What is asked: Give every entry again, word for word.

:::::

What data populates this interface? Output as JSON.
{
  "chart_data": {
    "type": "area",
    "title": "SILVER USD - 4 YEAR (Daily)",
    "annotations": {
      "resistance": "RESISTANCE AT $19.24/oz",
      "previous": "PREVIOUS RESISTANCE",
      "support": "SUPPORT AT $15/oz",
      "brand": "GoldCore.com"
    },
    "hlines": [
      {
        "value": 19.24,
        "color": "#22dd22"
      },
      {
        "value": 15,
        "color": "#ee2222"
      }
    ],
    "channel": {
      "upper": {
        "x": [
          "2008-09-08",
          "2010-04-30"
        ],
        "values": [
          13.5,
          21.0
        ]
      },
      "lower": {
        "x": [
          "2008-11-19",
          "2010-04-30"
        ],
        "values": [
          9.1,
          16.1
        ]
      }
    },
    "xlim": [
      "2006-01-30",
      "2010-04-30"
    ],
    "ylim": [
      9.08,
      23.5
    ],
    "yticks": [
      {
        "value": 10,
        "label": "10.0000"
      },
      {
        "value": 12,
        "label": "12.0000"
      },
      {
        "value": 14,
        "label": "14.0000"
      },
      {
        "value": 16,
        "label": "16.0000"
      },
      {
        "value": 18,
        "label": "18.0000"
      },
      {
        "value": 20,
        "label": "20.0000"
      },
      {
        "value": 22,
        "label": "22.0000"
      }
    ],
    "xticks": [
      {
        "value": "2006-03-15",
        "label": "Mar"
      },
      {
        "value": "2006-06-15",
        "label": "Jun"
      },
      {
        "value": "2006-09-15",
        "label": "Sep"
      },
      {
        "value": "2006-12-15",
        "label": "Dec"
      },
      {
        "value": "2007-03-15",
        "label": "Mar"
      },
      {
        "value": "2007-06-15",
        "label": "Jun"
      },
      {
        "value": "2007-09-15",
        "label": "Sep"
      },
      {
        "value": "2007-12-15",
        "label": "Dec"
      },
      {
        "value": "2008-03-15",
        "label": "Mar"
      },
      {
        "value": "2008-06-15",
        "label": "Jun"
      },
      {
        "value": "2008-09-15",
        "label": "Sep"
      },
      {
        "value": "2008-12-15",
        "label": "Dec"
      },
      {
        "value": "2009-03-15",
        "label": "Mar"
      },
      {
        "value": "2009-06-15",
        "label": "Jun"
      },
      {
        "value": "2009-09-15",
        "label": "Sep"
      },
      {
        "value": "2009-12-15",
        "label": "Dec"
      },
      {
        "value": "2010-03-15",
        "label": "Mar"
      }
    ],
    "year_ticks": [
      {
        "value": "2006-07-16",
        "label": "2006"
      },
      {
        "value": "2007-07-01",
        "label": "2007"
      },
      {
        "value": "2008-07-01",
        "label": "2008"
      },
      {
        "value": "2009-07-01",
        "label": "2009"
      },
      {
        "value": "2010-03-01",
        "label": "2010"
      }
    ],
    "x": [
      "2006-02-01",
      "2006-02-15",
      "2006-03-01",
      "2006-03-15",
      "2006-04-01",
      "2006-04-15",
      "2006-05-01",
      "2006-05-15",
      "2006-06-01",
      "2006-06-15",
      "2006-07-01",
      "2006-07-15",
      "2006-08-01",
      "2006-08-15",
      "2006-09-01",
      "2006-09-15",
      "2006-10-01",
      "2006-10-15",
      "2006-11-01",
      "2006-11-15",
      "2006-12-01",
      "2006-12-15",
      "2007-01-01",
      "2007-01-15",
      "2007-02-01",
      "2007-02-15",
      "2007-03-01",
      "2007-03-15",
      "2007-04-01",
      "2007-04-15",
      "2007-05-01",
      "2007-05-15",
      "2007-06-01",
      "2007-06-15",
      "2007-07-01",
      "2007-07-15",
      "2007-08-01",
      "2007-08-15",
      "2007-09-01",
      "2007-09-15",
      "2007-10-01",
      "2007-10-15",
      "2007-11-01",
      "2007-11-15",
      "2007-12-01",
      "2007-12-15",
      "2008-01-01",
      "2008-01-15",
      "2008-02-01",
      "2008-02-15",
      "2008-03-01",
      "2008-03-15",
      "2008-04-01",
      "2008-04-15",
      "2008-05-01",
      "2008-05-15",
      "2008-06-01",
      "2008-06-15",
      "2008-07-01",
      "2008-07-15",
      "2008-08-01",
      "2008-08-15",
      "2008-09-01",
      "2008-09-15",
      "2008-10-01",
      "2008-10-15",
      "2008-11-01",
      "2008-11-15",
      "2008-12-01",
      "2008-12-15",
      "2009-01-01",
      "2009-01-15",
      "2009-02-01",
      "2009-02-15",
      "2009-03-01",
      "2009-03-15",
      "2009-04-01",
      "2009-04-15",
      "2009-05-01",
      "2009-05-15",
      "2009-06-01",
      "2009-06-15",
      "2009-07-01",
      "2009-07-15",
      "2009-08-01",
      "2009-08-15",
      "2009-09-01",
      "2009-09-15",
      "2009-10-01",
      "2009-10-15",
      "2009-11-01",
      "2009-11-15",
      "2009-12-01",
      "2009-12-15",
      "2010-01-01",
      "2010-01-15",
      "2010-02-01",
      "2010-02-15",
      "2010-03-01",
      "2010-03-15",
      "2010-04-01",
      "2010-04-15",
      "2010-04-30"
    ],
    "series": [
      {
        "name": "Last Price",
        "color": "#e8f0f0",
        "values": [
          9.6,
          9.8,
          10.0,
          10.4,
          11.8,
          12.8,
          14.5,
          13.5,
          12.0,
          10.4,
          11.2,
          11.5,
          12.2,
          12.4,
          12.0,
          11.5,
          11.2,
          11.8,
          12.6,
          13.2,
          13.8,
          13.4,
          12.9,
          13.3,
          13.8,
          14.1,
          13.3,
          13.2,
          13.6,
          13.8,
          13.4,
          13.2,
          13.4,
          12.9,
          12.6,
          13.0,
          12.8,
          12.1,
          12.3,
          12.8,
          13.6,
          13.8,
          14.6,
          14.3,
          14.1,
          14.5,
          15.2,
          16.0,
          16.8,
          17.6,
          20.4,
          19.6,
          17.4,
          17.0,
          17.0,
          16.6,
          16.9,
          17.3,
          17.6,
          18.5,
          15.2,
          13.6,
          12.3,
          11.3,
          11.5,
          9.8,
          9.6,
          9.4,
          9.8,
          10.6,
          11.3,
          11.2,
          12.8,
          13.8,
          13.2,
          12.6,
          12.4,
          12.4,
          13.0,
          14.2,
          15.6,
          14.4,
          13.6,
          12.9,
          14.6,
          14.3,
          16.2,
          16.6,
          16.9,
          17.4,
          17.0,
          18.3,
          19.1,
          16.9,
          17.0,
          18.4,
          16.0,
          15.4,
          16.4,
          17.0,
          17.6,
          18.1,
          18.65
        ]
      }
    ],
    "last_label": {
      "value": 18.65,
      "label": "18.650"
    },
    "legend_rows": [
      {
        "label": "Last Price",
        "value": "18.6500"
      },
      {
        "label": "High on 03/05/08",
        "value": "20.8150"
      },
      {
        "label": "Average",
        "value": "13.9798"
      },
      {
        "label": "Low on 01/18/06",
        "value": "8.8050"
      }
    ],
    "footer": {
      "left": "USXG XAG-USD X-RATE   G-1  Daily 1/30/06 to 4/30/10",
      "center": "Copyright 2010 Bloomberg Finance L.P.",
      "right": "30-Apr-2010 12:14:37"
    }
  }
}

:::::

Expected answer:
What data populates this interface? Output as JSON.
{
  "chart_data": {
    "type": "area",
    "title": "SILVER USD - 4 YEAR (Daily)",
    "annotations": {
      "resistance": "RESISTANCE AT $19.24/oz",
      "previous": "PREVIOUS RESISTANCE",
      "support": "SUPPORT AT $15/oz",
      "brand": "GoldCore.com"
    },
    "hlines": [
      {
        "value": 19.24,
        "color": "#22dd22"
      },
      {
        "value": 15,
        "color": "#ee2222"
      }
    ],
    "channel": {
      "upper": {
        "x": [
          "2008-09-08",
          "2010-04-30"
        ],
        "values": [
          13.5,
          21.0
        ]
      },
      "lower": {
        "x": [
          "2008-11-19",
          "2010-04-30"
        ],
        "values": [
          9.1,
          16.1
        ]
      }
    },
    "xlim": [
      "2006-01-30",
      "2010-04-30"
    ],
    "ylim": [
      9.08,
      23.5
    ],
    "yticks": [
      {
        "value": 10,
        "label": "10.0000"
      },
      {
        "value": 12,
        "label": "12.0000"
      },
      {
        "value": 14,
        "label": "14.0000"
      },
      {
        "value": 16,
        "label": "16.0000"
      },
      {
        "value": 18,
        "label": "18.0000"
      },
      {
        "value": 20,
        "label": "20.0000"
      },
      {
        "value": 22,
        "label": "22.0000"
      }
    ],
    "xticks": [
      {
        "value": "2006-03-15",
        "label": "Mar"
      },
      {
        "value": "2006-06-15",
        "label": "Jun"
      },
      {
        "value": "2006-09-15",
        "label": "Sep"
      },
      {
        "value": "2006-12-15",
        "label": "Dec"
      },
      {
        "value": "2007-03-15",
        "label": "Mar"
      },
      {
        "value": "2007-06-15",
        "label": "Jun"
      },
      {
        "value": "2007-09-15",
        "label": "Sep"
      },
      {
        "value": "2007-12-15",
        "label": "Dec"
      },
      {
        "value": "2008-03-15",
        "label": "Mar"
      },
      {
        "value": "2008-06-15",
        "label": "Jun"
      },
      {
        "value": "2008-09-15",
        "label": "Sep"
      },
      {
        "value": "2008-12-15",
        "label": "Dec"
      },
      {
        "value": "2009-03-15",
        "label": "Mar"
      },
      {
        "value": "2009-06-15",
        "label": "Jun"
      },
      {
        "value": "2009-09-15",
        "label": "Sep"
      },
      {
        "value": "2009-12-15",
        "label": "Dec"
      },
      {
        "value": "2010-03-15",
        "label": "Mar"
      }
    ],
    "year_ticks": [
      {
        "value": "2006-07-16",
        "label": "2006"
      },
      {
        "value": "2007-07-01",
        "label": "2007"
      },
      {
        "value": "2008-07-01",
        "label": "2008"
      },
      {
        "value": "2009-07-01",
        "label": "2009"
      },
      {
        "value": "2010-03-01",
        "label": "2010"
      }
    ],
    "x": [
      "2006-02-01",
      "2006-02-15",
      "2006-03-01",
      "2006-03-15",
      "2006-04-01",
      "2006-04-15",
      "2006-05-01",
      "2006-05-15",
      "2006-06-01",
      "2006-06-15",
      "2006-07-01",
      "2006-07-15",
      "2006-08-01",
      "2006-08-15",
      "2006-09-01",
      "2006-09-15",
      "2006-10-01",
      "2006-10-15",
      "2006-11-01",
      "2006-11-15",
      "2006-12-01",
      "2006-12-15",
      "2007-01-01",
      "2007-01-15",
      "2007-02-01",
      "2007-02-15",
      "2007-03-01",
      "2007-03-15",
      "2007-04-01",
      "2007-04-15",
      "2007-05-01",
      "2007-05-15",
      "2007-06-01",
      "2007-06-15",
      "2007-07-01",
      "2007-07-15",
      "2007-08-01",
      "2007-08-15",
      "2007-09-01",
      "2007-09-15",
      "2007-10-01",
      "2007-10-15",
      "2007-11-01",
      "2007-11-15",
      "2007-12-01",
      "2007-12-15",
      "2008-01-01",
      "2008-01-15",
      "2008-02-01",
      "2008-02-15",
      "2008-03-01",
      "2008-03-15",
      "2008-04-01",
      "2008-04-15",
      "2008-05-01",
      "2008-05-15",
      "2008-06-01",
      "2008-06-15",
      "2008-07-01",
      "2008-07-15",
      "2008-08-01",
      "2008-08-15",
      "2008-09-01",
      "2008-09-15",
      "2008-10-01",
      "2008-10-15",
      "2008-11-01",
      "2008-11-15",
      "2008-12-01",
      "2008-12-15",
      "2009-01-01",
      "2009-01-15",
      "2009-02-01",
      "2009-02-15",
      "2009-03-01",
      "2009-03-15",
      "2009-04-01",
      "2009-04-15",
      "2009-05-01",
      "2009-05-15",
      "2009-06-01",
      "2009-06-15",
      "2009-07-01",
      "2009-07-15",
      "2009-08-01",
      "2009-08-15",
      "2009-09-01",
      "2009-09-15",
      "2009-10-01",
      "2009-10-15",
      "2009-11-01",
      "2009-11-15",
      "2009-12-01",
      "2009-12-15",
      "2010-01-01",
      "2010-01-15",
      "2010-02-01",
      "2010-02-15",
      "2010-03-01",
      "2010-03-15",
      "2010-04-01",
      "2010-04-15",
      "2010-04-30"
    ],
    "series": [
      {
        "name": "Last Price",
        "color": "#e8f0f0",
        "values": [
          9.6,
          9.8,
          10.0,
          10.4,
          11.8,
          12.8,
          14.5,
          13.5,
          12.0,
          10.4,
          11.2,
          11.5,
          12.2,
          12.4,
          12.0,
          11.5,
          11.2,
          11.8,
          12.6,
          13.2,
          13.8,
          13.4,
          12.9,
          13.3,
          13.8,
          14.1,
          13.3,
          13.2,
          13.6,
          13.8,
          13.4,
          13.2,
          13.4,
          12.9,
          12.6,
          13.0,
          12.8,
          12.1,
          12.3,
          12.8,
          13.6,
          13.8,
          14.6,
          14.3,
          14.1,
          14.5,
          15.2,
          16.0,
          16.8,
          17.6,
          20.4,
          19.6,
          17.4,
          17.0,
          17.0,
          16.6,
          16.9,
          17.3,
          17.6,
          18.5,
          15.2,
          13.6,
          12.3,
          11.3,
          11.5,
          9.8,
          9.6,
          9.4,
          9.8,
          10.6,
          11.3,
          11.2,
          12.8,
          13.8,
          13.2,
          12.6,
          12.4,
          12.4,
          13.0,
          14.2,
          15.6,
          14.4,
          13.6,
          12.9,
          14.6,
          14.3,
          16.2,
          16.6,
          16.9,
          17.4,
          17.0,
          18.3,
          19.1,
          16.9,
          17.0,
          18.4,
          16.0,
          15.4,
          16.4,
          17.0,
          17.6,
          18.1,
          18.65
        ]
      }
    ],
    "last_label": {
      "value": 18.65,
      "label": "18.650"
    },
    "legend_rows": [
      {
        "label": "Last Price",
        "value": "18.6500"
      },
      {
        "label": "High on 03/05/08",
        "value": "20.8150"
      },
      {
        "label": "Average",
        "value": "13.9798"
      },
      {
        "label": "Low on 01/18/06",
        "value": "8.8050"
      }
    ],
    "footer": {
      "left": "USXG XAG-USD X-RATE   G-1  Daily 1/30/06 to 4/30/10",
      "center": "Copyright 2010 Bloomberg Finance L.P.",
      "right": "30-Apr-2010 12:14:37"
    }
  }
}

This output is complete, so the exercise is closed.